* [Problem to work on]: Locate each line below that includes "Reference" and reproduce it.

(Collected data entries)
■ ■ ■ ■ ■

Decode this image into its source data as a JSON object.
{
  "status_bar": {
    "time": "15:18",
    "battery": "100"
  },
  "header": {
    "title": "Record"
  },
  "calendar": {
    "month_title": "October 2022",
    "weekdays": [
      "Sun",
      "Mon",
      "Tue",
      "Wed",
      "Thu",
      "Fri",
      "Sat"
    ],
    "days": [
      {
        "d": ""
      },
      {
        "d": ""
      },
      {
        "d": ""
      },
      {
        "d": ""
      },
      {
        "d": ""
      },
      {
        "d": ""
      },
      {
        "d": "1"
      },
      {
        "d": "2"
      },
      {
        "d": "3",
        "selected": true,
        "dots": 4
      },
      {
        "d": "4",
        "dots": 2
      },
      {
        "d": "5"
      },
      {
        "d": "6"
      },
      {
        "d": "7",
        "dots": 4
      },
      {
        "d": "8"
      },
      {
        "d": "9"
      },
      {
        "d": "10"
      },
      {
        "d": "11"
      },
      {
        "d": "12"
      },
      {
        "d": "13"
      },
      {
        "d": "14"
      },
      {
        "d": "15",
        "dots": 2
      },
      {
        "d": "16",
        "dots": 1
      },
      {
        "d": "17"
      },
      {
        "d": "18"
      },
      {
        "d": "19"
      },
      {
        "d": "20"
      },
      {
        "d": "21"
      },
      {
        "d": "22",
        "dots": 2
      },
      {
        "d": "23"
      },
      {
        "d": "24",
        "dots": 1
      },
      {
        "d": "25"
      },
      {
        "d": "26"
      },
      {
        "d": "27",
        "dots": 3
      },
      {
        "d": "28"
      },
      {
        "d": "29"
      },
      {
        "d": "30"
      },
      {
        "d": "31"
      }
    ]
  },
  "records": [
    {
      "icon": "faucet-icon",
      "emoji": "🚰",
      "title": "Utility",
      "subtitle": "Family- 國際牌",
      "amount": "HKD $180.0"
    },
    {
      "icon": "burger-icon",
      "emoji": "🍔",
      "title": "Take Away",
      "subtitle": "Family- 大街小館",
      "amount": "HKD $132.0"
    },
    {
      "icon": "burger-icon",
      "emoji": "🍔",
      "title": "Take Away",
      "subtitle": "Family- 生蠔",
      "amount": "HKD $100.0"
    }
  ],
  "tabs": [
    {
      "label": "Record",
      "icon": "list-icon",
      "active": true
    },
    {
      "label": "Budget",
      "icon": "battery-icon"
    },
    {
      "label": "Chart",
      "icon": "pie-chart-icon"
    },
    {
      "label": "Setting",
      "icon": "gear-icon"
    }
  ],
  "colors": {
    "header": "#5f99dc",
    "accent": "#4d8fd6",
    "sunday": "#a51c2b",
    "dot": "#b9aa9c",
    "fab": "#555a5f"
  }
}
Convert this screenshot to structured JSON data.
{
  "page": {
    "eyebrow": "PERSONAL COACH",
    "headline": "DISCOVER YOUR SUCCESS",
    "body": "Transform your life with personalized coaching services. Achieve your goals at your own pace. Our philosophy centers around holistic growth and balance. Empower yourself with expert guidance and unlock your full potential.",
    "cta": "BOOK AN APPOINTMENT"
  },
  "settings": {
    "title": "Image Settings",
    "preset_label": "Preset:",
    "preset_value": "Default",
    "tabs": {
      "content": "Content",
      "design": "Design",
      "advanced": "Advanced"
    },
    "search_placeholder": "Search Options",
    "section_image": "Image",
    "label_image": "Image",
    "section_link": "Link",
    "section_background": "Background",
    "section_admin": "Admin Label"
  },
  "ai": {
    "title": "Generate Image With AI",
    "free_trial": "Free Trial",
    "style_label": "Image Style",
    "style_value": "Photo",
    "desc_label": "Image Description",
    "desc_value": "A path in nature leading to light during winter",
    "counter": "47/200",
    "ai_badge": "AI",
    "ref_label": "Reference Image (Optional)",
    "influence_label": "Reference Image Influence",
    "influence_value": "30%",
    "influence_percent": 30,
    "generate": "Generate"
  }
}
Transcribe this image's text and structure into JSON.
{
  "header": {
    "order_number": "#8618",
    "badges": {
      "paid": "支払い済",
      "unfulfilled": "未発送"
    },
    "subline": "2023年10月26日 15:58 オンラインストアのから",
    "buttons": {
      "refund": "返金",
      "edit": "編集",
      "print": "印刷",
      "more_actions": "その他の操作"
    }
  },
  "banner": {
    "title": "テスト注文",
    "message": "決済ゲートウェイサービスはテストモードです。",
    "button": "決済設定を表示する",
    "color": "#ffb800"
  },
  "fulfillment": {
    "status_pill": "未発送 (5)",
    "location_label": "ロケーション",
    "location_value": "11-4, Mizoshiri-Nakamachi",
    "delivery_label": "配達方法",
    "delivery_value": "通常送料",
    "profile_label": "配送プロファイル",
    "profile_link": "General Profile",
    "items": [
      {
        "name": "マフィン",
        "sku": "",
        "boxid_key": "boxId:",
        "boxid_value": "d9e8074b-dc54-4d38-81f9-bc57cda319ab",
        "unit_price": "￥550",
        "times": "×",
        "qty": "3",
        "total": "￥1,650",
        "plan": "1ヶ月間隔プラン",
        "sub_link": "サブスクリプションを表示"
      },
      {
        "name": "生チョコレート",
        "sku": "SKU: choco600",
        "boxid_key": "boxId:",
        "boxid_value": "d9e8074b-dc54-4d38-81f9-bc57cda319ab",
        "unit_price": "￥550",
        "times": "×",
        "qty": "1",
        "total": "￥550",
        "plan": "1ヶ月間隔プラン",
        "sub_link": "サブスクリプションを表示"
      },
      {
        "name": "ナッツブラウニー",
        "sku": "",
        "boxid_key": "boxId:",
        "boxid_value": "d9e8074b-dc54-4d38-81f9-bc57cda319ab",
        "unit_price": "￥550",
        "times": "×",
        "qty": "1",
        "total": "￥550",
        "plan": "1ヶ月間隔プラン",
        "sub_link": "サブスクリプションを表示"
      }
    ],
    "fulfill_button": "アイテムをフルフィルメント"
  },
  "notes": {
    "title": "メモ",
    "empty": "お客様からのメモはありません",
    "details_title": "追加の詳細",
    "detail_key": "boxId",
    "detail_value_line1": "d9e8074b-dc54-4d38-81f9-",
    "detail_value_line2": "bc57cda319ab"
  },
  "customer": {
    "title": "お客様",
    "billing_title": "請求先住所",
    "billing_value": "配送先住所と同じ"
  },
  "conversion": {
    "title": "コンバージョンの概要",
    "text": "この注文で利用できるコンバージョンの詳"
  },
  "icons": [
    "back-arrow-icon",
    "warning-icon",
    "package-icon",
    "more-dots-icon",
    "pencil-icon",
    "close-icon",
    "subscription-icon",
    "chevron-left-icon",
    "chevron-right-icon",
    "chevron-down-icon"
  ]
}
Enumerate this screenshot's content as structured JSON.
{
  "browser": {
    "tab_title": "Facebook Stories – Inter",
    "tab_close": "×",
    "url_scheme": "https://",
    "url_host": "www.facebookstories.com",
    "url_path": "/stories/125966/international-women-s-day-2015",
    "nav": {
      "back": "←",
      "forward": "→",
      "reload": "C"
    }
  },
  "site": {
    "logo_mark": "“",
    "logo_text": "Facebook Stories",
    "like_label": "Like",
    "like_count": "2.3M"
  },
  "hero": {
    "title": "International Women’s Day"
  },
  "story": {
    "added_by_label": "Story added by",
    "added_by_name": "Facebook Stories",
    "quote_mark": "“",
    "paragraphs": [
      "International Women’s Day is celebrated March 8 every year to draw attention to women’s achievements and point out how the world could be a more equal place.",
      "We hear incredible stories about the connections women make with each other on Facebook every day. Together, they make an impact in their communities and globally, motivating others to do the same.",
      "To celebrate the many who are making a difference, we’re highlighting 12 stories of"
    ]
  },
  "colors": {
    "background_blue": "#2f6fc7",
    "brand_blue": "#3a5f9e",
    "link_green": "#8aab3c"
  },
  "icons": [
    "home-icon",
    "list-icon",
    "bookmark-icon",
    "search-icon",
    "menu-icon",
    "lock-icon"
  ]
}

■ ■ ■ ■ ■

* [Response]:
    "ref_label": "Reference Image (Optional)",
    "influence_label": "Reference Image Influence",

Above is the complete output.